REQUIRED WORK
Review the listing and copy each line that holds the word "background".

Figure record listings
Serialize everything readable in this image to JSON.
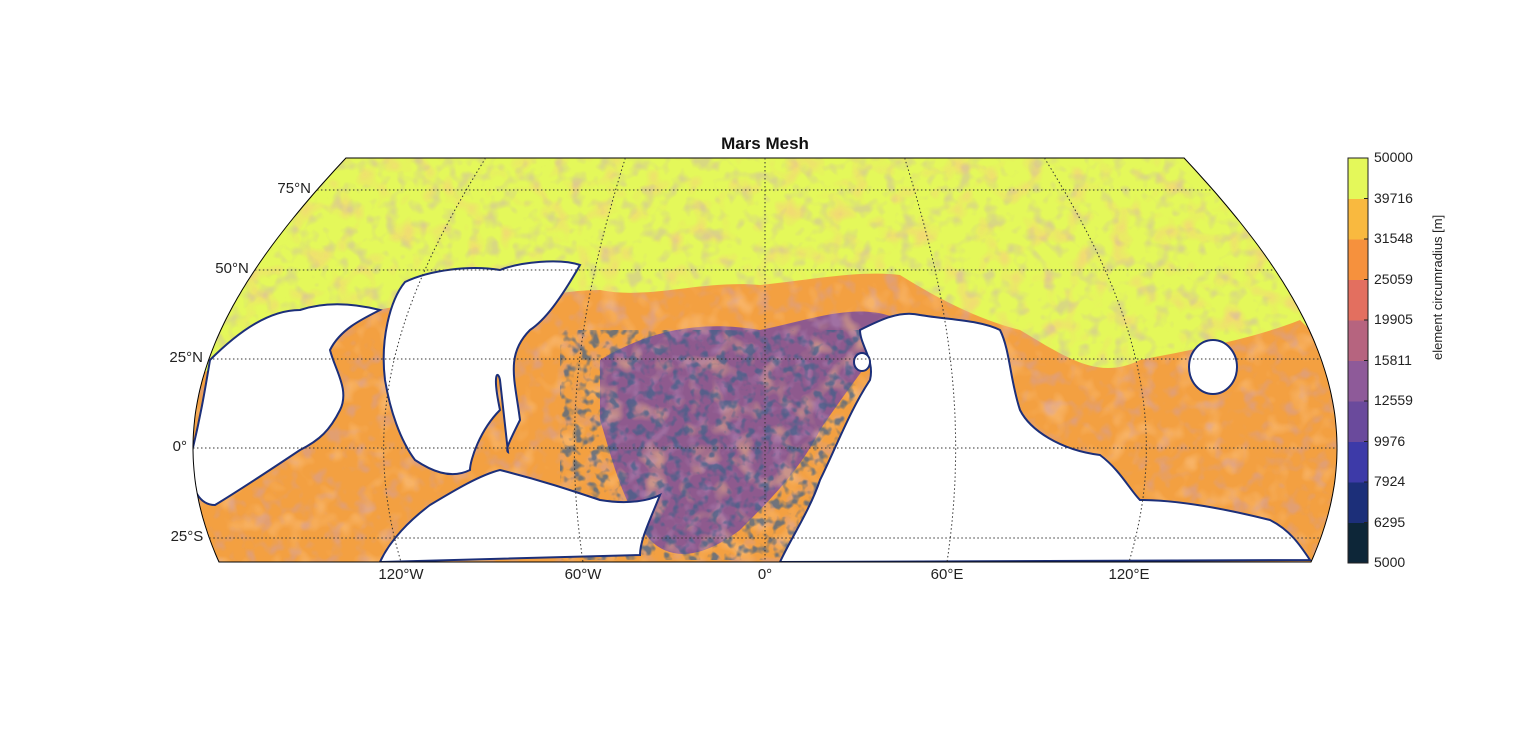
{
  "title": "Mars Mesh",
  "map": {
    "projection": "Robinson",
    "latitude_range": [
      -32,
      82
    ],
    "longitude_range": [
      -180,
      180
    ],
    "lat_labels": [
      "75°N",
      "50°N",
      "25°N",
      "0°",
      "25°S"
    ],
    "lon_labels": [
      "120°W",
      "60°W",
      "0°",
      "60°E",
      "120°E"
    ],
    "graticule": "dotted",
    "fill_description": "element size field with white holes (unmeshed lowlands)"
  },
  "colorbar": {
    "label": "element circumradius [m]",
    "ticks": [
      "50000",
      "39716",
      "31548",
      "25059",
      "19905",
      "15811",
      "12559",
      "9976",
      "7924",
      "6295",
      "5000"
    ],
    "colors": [
      "#0d2638",
      "#1c2f79",
      "#3d3aa8",
      "#6a4a9c",
      "#8e5a99",
      "#b6647f",
      "#e36f5f",
      "#f6913d",
      "#f9b93f",
      "#e4f85a"
    ]
  },
  "colors": {
    "background": "#ffffff",
    "highland": "#e4f85a",
    "frame": "#000000",
    "grid": "#333333"
  }
}
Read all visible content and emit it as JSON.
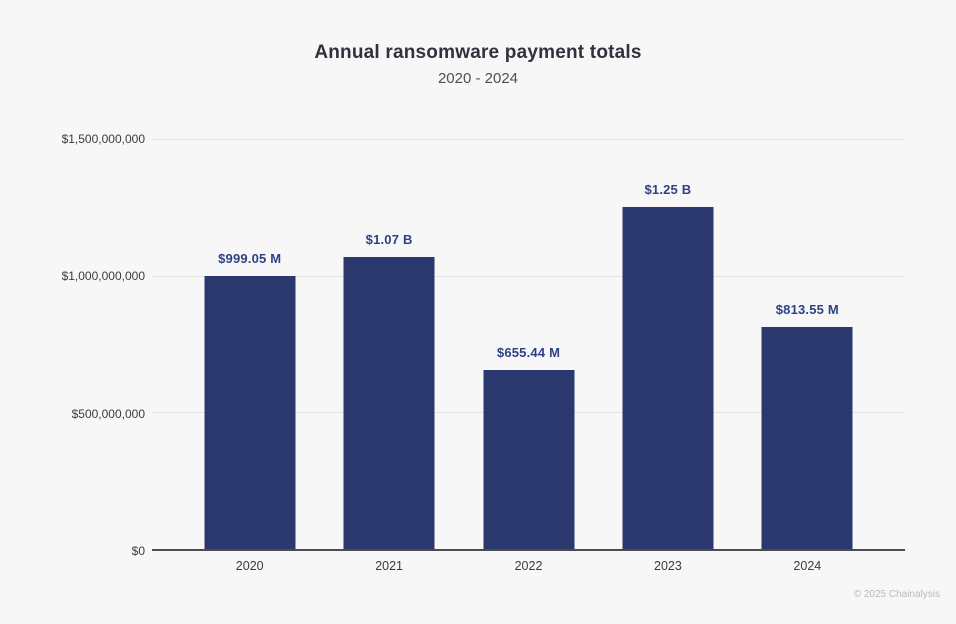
{
  "page": {
    "background": "#f7f7f8",
    "footer": "© 2025 Chainalysis"
  },
  "header": {
    "title": "Annual ransomware payment totals",
    "subtitle": "2020 - 2024"
  },
  "chart_data": {
    "type": "bar",
    "title": "Annual ransomware payment totals",
    "subtitle": "2020 - 2024",
    "xlabel": "",
    "ylabel": "",
    "categories": [
      "2020",
      "2021",
      "2022",
      "2023",
      "2024"
    ],
    "values": [
      999050000,
      1070000000,
      655440000,
      1250000000,
      813550000
    ],
    "value_labels": [
      "$999.05 M",
      "$1.07 B",
      "$655.44 M",
      "$1.25 B",
      "$813.55 M"
    ],
    "ylim": [
      0,
      1500000000
    ],
    "yticks": [
      {
        "value": 0,
        "label": "$0"
      },
      {
        "value": 500000000,
        "label": "$500,000,000"
      },
      {
        "value": 1000000000,
        "label": "$1,000,000,000"
      },
      {
        "value": 1500000000,
        "label": "$1,500,000,000"
      }
    ],
    "grid": "horizontal",
    "legend": "none",
    "bar_color": "#2a386e",
    "value_label_color": "#2f4186"
  }
}
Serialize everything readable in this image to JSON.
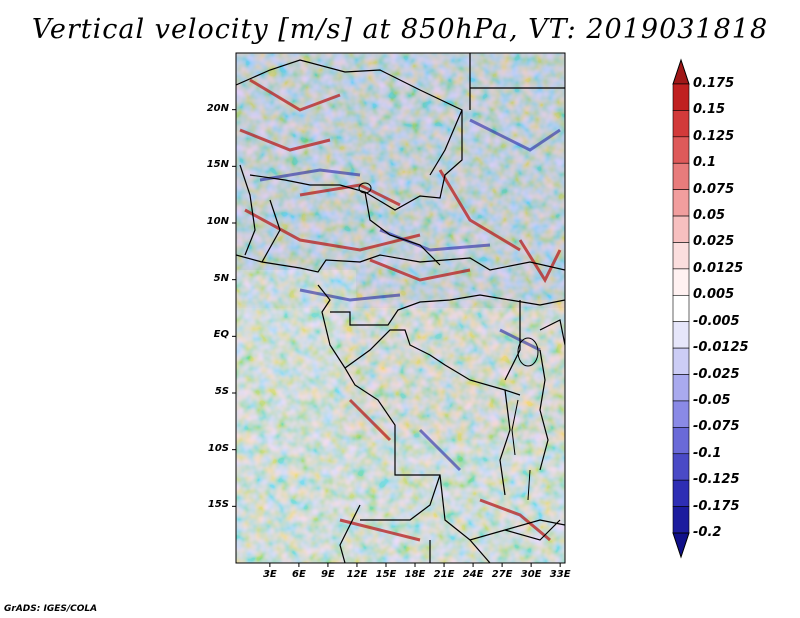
{
  "title": "Vertical velocity [m/s] at 850hPa, VT: 2019031818",
  "credit": "GrADS: IGES/COLA",
  "map": {
    "lat_range": [
      -20,
      25
    ],
    "lon_range": [
      -0.5,
      33.5
    ],
    "lat_labels": [
      "20N",
      "15N",
      "10N",
      "5N",
      "EQ",
      "5S",
      "10S",
      "15S"
    ],
    "lat_values": [
      20,
      15,
      10,
      5,
      0,
      -5,
      -10,
      -15
    ],
    "lon_labels": [
      "3E",
      "6E",
      "9E",
      "12E",
      "15E",
      "18E",
      "21E",
      "24E",
      "27E",
      "30E",
      "33E"
    ],
    "lon_values": [
      3,
      6,
      9,
      12,
      15,
      18,
      21,
      24,
      27,
      30,
      33
    ]
  },
  "colorbar": {
    "labels": [
      "0.175",
      "0.15",
      "0.125",
      "0.1",
      "0.075",
      "0.05",
      "0.025",
      "0.0125",
      "0.005",
      "-0.005",
      "-0.0125",
      "-0.025",
      "-0.05",
      "-0.075",
      "-0.1",
      "-0.125",
      "-0.175",
      "-0.2"
    ],
    "colors": [
      "#a01818",
      "#c02020",
      "#d23a3a",
      "#de5a5a",
      "#e87c7c",
      "#f19e9e",
      "#f7c0c0",
      "#fbdede",
      "#fff1f1",
      "#ffffff",
      "#e6e6fa",
      "#cccdf5",
      "#a9aaee",
      "#8a8ae6",
      "#6a6ad8",
      "#4a4ac6",
      "#2e2eb4",
      "#1c1c9e",
      "#10108a"
    ]
  }
}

RESULT FOR THIS EXERCISE
    "background": "#ffffff",
    "background": "#f7f7f8",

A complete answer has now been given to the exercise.